THE RECORDS ->
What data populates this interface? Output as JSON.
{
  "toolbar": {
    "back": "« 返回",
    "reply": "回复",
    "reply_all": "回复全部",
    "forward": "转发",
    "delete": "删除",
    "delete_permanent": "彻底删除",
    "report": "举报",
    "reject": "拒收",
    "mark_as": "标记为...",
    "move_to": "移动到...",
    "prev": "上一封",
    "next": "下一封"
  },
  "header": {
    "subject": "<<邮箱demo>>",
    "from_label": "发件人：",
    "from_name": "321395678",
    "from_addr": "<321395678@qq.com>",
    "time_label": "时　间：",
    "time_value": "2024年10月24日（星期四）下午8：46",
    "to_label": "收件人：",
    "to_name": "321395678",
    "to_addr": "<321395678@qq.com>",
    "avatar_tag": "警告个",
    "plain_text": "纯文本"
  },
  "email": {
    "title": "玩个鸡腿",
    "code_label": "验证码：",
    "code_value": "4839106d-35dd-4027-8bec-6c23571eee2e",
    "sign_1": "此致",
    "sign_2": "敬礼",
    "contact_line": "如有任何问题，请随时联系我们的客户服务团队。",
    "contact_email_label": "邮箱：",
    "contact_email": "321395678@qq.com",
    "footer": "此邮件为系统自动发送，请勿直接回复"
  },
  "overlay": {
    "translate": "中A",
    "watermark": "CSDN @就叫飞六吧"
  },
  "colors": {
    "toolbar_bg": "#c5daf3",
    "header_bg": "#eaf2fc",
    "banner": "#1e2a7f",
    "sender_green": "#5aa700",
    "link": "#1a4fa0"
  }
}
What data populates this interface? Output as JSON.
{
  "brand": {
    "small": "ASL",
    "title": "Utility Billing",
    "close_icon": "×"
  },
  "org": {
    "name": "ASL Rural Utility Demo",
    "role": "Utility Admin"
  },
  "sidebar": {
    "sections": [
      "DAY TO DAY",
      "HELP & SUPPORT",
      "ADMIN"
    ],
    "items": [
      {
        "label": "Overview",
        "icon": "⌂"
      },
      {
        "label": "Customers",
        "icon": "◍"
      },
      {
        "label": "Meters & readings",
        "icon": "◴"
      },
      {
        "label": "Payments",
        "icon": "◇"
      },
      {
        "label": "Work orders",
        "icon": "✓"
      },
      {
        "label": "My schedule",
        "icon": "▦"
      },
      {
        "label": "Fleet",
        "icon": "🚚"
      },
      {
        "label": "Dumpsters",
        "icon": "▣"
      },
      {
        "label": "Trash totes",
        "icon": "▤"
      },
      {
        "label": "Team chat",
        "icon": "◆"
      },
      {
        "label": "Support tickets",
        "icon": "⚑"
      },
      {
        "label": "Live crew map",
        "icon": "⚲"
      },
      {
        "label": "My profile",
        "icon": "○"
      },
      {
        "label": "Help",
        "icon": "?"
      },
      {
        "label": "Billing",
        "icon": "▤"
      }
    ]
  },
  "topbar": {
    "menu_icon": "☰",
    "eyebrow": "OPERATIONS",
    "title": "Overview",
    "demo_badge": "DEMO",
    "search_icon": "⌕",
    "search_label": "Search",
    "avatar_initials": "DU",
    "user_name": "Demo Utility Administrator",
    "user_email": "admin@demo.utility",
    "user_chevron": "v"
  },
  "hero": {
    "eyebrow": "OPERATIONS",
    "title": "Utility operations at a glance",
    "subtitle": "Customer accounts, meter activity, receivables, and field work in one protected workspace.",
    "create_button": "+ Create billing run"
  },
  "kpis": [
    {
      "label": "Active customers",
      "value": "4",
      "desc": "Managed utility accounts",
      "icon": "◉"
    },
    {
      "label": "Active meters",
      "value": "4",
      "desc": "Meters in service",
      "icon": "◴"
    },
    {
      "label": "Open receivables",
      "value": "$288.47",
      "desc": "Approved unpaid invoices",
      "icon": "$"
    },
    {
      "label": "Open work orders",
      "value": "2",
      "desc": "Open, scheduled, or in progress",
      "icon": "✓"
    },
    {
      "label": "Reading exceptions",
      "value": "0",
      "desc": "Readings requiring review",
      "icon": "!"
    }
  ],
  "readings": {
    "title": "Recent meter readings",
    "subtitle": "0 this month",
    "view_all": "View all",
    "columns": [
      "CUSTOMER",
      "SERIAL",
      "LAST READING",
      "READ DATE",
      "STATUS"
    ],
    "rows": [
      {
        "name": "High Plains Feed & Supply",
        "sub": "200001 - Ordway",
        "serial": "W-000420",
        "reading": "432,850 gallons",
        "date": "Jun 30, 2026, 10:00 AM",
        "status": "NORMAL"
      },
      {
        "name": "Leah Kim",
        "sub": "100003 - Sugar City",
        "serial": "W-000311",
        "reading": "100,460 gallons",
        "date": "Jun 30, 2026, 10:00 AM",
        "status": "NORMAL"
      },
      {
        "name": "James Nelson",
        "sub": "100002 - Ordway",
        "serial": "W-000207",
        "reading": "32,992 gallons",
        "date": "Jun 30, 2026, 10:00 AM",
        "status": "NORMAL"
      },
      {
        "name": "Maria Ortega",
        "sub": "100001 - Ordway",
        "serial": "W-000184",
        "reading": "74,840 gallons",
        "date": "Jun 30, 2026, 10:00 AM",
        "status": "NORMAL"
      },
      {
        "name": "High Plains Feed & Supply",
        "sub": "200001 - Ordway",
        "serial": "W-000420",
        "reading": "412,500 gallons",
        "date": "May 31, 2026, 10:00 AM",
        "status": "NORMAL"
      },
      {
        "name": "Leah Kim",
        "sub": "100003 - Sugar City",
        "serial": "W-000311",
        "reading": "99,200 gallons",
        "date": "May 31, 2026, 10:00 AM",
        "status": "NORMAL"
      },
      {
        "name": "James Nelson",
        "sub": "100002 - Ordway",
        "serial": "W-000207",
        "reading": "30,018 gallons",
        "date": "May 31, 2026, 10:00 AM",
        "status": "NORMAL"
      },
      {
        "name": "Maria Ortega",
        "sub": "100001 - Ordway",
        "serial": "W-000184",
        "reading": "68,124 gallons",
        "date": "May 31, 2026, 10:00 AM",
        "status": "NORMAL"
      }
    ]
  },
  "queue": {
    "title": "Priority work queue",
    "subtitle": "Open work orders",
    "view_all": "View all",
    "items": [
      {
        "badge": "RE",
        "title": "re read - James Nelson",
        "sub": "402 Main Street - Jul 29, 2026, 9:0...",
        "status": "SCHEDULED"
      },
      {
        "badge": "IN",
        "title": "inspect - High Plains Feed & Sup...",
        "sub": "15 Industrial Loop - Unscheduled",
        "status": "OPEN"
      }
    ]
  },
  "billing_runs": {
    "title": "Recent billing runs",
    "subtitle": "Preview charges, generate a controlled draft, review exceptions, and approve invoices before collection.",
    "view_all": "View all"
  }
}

TASK OBJECTIVE ->
Write out every line exactly as it stands.

WRITTEN ANSWER ->
What data populates this interface? Output as JSON.
{
  "toolbar": {
    "back": "« 返回",
    "reply": "回复",
    "reply_all": "回复全部",
    "forward": "转发",
    "delete": "删除",
    "delete_permanent": "彻底删除",
    "report": "举报",
    "reject": "拒收",
    "mark_as": "标记为...",
    "move_to": "移动到...",
    "prev": "上一封",
    "next": "下一封"
  },
  "header": {
    "subject": "<<邮箱demo>>",
    "from_label": "发件人：",
    "from_name": "321395678",
    "from_addr": "<321395678@qq.com>",
    "time_label": "时　间：",
    "time_value": "2024年10月24日（星期四）下午8：46",
    "to_label": "收件人：",
    "to_name": "321395678",
    "to_addr": "<321395678@qq.com>",
    "avatar_tag": "警告个",
    "plain_text": "纯文本"
  },
  "email": {
    "title": "玩个鸡腿",
    "code_label": "验证码：",
    "code_value": "4839106d-35dd-4027-8bec-6c23571eee2e",
    "sign_1": "此致",
    "sign_2": "敬礼",
    "contact_line": "如有任何问题，请随时联系我们的客户服务团队。",
    "contact_email_label": "邮箱：",
    "contact_email": "321395678@qq.com",
    "footer": "此邮件为系统自动发送，请勿直接回复"
  },
  "overlay": {
    "translate": "中A",
    "watermark": "CSDN @就叫飞六吧"
  },
  "colors": {
    "toolbar_bg": "#c5daf3",
    "header_bg": "#eaf2fc",
    "banner": "#1e2a7f",
    "sender_green": "#5aa700",
    "link": "#1a4fa0"
  }
}
What data populates this interface? Output as JSON.
{
  "brand": {
    "small": "ASL",
    "title": "Utility Billing",
    "close_icon": "×"
  },
  "org": {
    "name": "ASL Rural Utility Demo",
    "role": "Utility Admin"
  },
  "sidebar": {
    "sections": [
      "DAY TO DAY",
      "HELP & SUPPORT",
      "ADMIN"
    ],
    "items": [
      {
        "label": "Overview",
        "icon": "⌂"
      },
      {
        "label": "Customers",
        "icon": "◍"
      },
      {
        "label": "Meters & readings",
        "icon": "◴"
      },
      {
        "label": "Payments",
        "icon": "◇"
      },
      {
        "label": "Work orders",
        "icon": "✓"
      },
      {
        "label": "My schedule",
        "icon": "▦"
      },
      {
        "label": "Fleet",
        "icon": "🚚"
      },
      {
        "label": "Dumpsters",
        "icon": "▣"
      },
      {
        "label": "Trash totes",
        "icon": "▤"
      },
      {
        "label": "Team chat",
        "icon": "◆"
      },
      {
        "label": "Support tickets",
        "icon": "⚑"
      },
      {
        "label": "Live crew map",
        "icon": "⚲"
      },
      {
        "label": "My profile",
        "icon": "○"
      },
      {
        "label": "Help",
        "icon": "?"
      },
      {
        "label": "Billing",
        "icon": "▤"
      }
    ]
  },
  "topbar": {
    "menu_icon": "☰",
    "eyebrow": "OPERATIONS",
    "title": "Overview",
    "demo_badge": "DEMO",
    "search_icon": "⌕",
    "search_label": "Search",
    "avatar_initials": "DU",
    "user_name": "Demo Utility Administrator",
    "user_email": "admin@demo.utility",
    "user_chevron": "v"
  },
  "hero": {
    "eyebrow": "OPERATIONS",
    "title": "Utility operations at a glance",
    "subtitle": "Customer accounts, meter activity, receivables, and field work in one protected workspace.",
    "create_button": "+ Create billing run"
  },
  "kpis": [
    {
      "label": "Active customers",
      "value": "4",
      "desc": "Managed utility accounts",
      "icon": "◉"
    },
    {
      "label": "Active meters",
      "value": "4",
      "desc": "Meters in service",
      "icon": "◴"
    },
    {
      "label": "Open receivables",
      "value": "$288.47",
      "desc": "Approved unpaid invoices",
      "icon": "$"
    },
    {
      "label": "Open work orders",
      "value": "2",
      "desc": "Open, scheduled, or in progress",
      "icon": "✓"
    },
    {
      "label": "Reading exceptions",
      "value": "0",
      "desc": "Readings requiring review",
      "icon": "!"
    }
  ],
  "readings": {
    "title": "Recent meter readings",
    "subtitle": "0 this month",
    "view_all": "View all",
    "columns": [
      "CUSTOMER",
      "SERIAL",
      "LAST READING",
      "READ DATE",
      "STATUS"
    ],
    "rows": [
      {
        "name": "High Plains Feed & Supply",
        "sub": "200001 - Ordway",
        "serial": "W-000420",
        "reading": "432,850 gallons",
        "date": "Jun 30, 2026, 10:00 AM",
        "status": "NORMAL"
      },
      {
        "name": "Leah Kim",
        "sub": "100003 - Sugar City",
        "serial": "W-000311",
        "reading": "100,460 gallons",
        "date": "Jun 30, 2026, 10:00 AM",
        "status": "NORMAL"
      },
      {
        "name": "James Nelson",
        "sub": "100002 - Ordway",
        "serial": "W-000207",
        "reading": "32,992 gallons",
        "date": "Jun 30, 2026, 10:00 AM",
        "status": "NORMAL"
      },
      {
        "name": "Maria Ortega",
        "sub": "100001 - Ordway",
        "serial": "W-000184",
        "reading": "74,840 gallons",
        "date": "Jun 30, 2026, 10:00 AM",
        "status": "NORMAL"
      },
      {
        "name": "High Plains Feed & Supply",
        "sub": "200001 - Ordway",
        "serial": "W-000420",
        "reading": "412,500 gallons",
        "date": "May 31, 2026, 10:00 AM",
        "status": "NORMAL"
      },
      {
        "name": "Leah Kim",
        "sub": "100003 - Sugar City",
        "serial": "W-000311",
        "reading": "99,200 gallons",
        "date": "May 31, 2026, 10:00 AM",
        "status": "NORMAL"
      },
      {
        "name": "James Nelson",
        "sub": "100002 - Ordway",
        "serial": "W-000207",
        "reading": "30,018 gallons",
        "date": "May 31, 2026, 10:00 AM",
        "status": "NORMAL"
      },
      {
        "name": "Maria Ortega",
        "sub": "100001 - Ordway",
        "serial": "W-000184",
        "reading": "68,124 gallons",
        "date": "May 31, 2026, 10:00 AM",
        "status": "NORMAL"
      }
    ]
  },
  "queue": {
    "title": "Priority work queue",
    "subtitle": "Open work orders",
    "view_all": "View all",
    "items": [
      {
        "badge": "RE",
        "title": "re read - James Nelson",
        "sub": "402 Main Street - Jul 29, 2026, 9:0...",
        "status": "SCHEDULED"
      },
      {
        "badge": "IN",
        "title": "inspect - High Plains Feed & Sup...",
        "sub": "15 Industrial Loop - Unscheduled",
        "status": "OPEN"
      }
    ]
  },
  "billing_runs": {
    "title": "Recent billing runs",
    "subtitle": "Preview charges, generate a controlled draft, review exceptions, and approve invoices before collection.",
    "view_all": "View all"
  }
}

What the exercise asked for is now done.